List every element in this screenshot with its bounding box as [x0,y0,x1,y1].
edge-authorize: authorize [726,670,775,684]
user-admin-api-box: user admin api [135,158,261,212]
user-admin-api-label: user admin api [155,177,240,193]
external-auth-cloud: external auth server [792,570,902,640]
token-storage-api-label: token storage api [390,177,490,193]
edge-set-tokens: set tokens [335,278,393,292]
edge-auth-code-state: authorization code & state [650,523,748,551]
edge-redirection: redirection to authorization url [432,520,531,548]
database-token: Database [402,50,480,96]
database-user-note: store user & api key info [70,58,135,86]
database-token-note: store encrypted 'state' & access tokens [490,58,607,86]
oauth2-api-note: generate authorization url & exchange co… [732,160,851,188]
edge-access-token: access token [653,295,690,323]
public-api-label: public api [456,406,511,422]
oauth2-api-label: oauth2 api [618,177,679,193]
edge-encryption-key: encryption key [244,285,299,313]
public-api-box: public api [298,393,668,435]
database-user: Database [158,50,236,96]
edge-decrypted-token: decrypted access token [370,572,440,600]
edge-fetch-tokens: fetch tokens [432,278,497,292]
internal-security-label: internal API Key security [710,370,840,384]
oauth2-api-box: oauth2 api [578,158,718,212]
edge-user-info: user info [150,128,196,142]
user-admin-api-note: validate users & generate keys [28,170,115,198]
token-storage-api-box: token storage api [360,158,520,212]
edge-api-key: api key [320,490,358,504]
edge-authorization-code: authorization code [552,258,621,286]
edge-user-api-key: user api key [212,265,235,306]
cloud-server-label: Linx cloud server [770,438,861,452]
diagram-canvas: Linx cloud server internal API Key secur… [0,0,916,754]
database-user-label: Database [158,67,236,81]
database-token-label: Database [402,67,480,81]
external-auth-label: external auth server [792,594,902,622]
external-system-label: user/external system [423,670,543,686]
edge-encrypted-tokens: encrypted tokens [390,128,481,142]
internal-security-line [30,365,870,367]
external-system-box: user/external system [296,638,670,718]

########################################

## DESCRIPTION OF THE TASK
Convert the material above, from its first line through the line that contains "external-system-label: user/external system", into a JSON list of strings with one string per line and blank lines omitted.

## FINAL RESULT
[
  "List every element in this screenshot with its bounding box as [x0,y0,x1,y1].",
  "edge-authorize: authorize [726,670,775,684]",
  "user-admin-api-box: user admin api [135,158,261,212]",
  "user-admin-api-label: user admin api [155,177,240,193]",
  "external-auth-cloud: external auth server [792,570,902,640]",
  "token-storage-api-label: token storage api [390,177,490,193]",
  "edge-set-tokens: set tokens [335,278,393,292]",
  "edge-auth-code-state: authorization code & state [650,523,748,551]",
  "edge-redirection: redirection to authorization url [432,520,531,548]",
  "database-token: Database [402,50,480,96]",
  "database-user-note: store user & api key info [70,58,135,86]",
  "database-token-note: store encrypted 'state' & access tokens [490,58,607,86]",
  "oauth2-api-note: generate authorization url & exchange co… [732,160,851,188]",
  "edge-access-token: access token [653,295,690,323]",
  "public-api-label: public api [456,406,511,422]",
  "oauth2-api-label: oauth2 api [618,177,679,193]",
  "edge-encryption-key: encryption key [244,285,299,313]",
  "public-api-box: public api [298,393,668,435]",
  "database-user: Database [158,50,236,96]",
  "edge-decrypted-token: decrypted access token [370,572,440,600]",
  "edge-fetch-tokens: fetch tokens [432,278,497,292]",
  "internal-security-label: internal API Key security [710,370,840,384]",
  "oauth2-api-box: oauth2 api [578,158,718,212]",
  "edge-user-info: user info [150,128,196,142]",
  "user-admin-api-note: validate users & generate keys [28,170,115,198]",
  "token-storage-api-box: token storage api [360,158,520,212]",
  "edge-api-key: api key [320,490,358,504]",
  "edge-authorization-code: authorization code [552,258,621,286]",
  "edge-user-api-key: user api key [212,265,235,306]",
  "cloud-server-label: Linx cloud server [770,438,861,452]",
  "diagram-canvas: Linx cloud server internal API Key secur… [0,0,916,754]",
  "database-user-label: Database [158,67,236,81]",
  "database-token-label: Database [402,67,480,81]",
  "external-auth-label: external auth server [792,594,902,622]",
  "external-system-label: user/external system [423,670,543,686]"
]